:: Input records ::
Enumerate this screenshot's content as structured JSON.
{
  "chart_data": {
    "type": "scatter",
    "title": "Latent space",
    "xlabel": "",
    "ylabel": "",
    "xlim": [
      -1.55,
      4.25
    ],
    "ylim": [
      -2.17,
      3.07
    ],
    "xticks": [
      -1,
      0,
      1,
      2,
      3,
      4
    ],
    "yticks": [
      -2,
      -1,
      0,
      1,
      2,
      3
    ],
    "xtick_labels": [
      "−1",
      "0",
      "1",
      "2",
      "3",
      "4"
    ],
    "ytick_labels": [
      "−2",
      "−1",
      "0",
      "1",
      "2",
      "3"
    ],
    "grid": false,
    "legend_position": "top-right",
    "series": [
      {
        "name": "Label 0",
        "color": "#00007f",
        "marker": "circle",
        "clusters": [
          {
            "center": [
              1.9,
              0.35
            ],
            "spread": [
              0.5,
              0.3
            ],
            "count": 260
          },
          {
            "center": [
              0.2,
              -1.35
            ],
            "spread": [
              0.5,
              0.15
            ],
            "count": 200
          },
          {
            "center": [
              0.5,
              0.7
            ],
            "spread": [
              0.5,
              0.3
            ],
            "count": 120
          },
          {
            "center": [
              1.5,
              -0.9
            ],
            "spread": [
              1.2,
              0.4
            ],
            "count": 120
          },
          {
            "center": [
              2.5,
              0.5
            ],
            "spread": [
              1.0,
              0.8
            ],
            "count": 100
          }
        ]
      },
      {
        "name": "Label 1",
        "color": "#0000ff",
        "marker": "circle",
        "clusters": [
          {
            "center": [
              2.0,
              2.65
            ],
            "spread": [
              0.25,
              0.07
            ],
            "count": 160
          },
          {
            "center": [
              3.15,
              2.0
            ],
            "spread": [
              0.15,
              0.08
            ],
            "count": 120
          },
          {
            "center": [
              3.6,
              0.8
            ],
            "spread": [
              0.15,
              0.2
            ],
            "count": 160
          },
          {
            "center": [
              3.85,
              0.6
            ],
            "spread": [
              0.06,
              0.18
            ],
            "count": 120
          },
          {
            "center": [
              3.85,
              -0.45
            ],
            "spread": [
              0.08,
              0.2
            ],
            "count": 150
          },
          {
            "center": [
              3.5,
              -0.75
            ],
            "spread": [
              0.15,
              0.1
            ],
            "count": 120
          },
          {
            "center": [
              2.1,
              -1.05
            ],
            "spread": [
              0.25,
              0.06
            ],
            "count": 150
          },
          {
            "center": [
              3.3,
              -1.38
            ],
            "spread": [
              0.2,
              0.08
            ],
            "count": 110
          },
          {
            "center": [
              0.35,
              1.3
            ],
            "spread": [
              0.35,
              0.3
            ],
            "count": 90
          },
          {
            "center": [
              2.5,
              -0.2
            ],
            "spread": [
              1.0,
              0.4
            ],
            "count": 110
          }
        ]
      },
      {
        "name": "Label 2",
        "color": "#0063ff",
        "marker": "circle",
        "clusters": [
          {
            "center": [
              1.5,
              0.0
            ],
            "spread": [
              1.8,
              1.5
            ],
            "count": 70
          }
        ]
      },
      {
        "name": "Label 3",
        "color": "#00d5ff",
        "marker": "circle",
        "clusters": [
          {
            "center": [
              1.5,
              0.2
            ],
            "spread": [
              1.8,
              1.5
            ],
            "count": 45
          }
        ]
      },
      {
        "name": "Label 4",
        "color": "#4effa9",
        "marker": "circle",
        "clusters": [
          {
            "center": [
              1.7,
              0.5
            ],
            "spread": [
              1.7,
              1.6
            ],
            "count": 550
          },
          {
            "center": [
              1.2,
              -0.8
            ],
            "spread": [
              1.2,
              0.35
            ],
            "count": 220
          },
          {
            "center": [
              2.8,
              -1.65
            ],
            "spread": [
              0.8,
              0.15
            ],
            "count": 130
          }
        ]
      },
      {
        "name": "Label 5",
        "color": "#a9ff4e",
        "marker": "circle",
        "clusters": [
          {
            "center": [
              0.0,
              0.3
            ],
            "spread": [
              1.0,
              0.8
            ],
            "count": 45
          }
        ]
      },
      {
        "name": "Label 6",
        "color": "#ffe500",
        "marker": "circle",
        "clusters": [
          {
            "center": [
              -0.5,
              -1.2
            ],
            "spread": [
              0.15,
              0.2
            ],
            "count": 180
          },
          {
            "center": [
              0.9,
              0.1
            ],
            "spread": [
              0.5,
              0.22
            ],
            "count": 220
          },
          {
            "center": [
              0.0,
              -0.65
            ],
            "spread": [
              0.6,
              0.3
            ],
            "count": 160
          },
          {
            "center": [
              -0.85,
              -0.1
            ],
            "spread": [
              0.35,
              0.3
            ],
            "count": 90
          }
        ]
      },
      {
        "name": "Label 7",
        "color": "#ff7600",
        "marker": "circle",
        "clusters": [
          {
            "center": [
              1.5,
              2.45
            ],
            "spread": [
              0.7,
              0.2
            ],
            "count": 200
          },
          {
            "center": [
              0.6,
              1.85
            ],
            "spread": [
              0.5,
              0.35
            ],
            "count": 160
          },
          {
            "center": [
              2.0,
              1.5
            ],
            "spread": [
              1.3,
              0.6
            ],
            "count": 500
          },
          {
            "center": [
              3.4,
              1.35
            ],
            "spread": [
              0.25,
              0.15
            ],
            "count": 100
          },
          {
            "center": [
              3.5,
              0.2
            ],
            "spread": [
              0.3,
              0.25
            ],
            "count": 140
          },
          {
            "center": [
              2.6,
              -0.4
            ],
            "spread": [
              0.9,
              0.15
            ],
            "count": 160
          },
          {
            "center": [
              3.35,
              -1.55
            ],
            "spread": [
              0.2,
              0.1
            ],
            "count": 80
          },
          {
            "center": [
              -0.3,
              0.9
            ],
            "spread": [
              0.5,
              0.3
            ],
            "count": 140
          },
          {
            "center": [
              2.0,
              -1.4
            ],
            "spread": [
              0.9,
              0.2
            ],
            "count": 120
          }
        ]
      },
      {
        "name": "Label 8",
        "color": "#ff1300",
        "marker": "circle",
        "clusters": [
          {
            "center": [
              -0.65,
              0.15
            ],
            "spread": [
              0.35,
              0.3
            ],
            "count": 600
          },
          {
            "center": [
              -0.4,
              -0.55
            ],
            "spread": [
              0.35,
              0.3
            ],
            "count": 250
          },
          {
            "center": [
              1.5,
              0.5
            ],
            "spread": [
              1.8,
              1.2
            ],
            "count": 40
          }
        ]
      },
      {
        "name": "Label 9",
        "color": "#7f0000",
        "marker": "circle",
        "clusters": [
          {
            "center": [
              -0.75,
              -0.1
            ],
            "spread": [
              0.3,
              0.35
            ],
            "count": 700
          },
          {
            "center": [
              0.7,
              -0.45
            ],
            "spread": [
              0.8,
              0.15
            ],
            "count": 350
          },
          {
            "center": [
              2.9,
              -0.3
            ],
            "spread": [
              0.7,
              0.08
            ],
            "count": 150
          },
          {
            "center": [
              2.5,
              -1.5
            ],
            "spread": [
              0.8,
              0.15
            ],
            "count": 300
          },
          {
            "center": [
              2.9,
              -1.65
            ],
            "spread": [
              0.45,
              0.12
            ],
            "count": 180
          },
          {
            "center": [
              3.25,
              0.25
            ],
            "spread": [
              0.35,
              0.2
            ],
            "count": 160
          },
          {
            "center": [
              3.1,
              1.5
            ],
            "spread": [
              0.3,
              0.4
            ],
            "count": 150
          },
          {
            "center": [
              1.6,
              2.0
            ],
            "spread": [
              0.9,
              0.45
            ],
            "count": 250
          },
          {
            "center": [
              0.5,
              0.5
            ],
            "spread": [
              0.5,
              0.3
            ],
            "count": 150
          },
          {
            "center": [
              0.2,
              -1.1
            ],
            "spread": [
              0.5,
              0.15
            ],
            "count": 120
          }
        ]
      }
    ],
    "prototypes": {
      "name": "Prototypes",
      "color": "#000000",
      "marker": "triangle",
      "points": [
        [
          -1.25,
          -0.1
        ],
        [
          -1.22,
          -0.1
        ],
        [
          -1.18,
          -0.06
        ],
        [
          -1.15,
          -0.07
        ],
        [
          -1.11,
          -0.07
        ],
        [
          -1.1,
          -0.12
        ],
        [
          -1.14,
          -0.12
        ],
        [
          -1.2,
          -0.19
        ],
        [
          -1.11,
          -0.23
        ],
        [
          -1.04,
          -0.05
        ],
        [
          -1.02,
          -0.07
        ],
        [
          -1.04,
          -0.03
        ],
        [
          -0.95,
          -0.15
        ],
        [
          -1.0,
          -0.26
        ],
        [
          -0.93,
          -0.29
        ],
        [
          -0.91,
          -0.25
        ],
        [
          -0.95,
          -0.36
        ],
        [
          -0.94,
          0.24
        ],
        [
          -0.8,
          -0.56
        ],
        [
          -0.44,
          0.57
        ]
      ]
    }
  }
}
:::
**Exercise:**
Find the lines containing "color" and list every one of them.

**Answer below:**
        "color": "#00007f",
        "color": "#0000ff",
        "color": "#0063ff",
        "color": "#00d5ff",
        "color": "#4effa9",
        "color": "#a9ff4e",
        "color": "#ffe500",
        "color": "#ff7600",
        "color": "#ff1300",
        "color": "#7f0000",
      "color": "#000000",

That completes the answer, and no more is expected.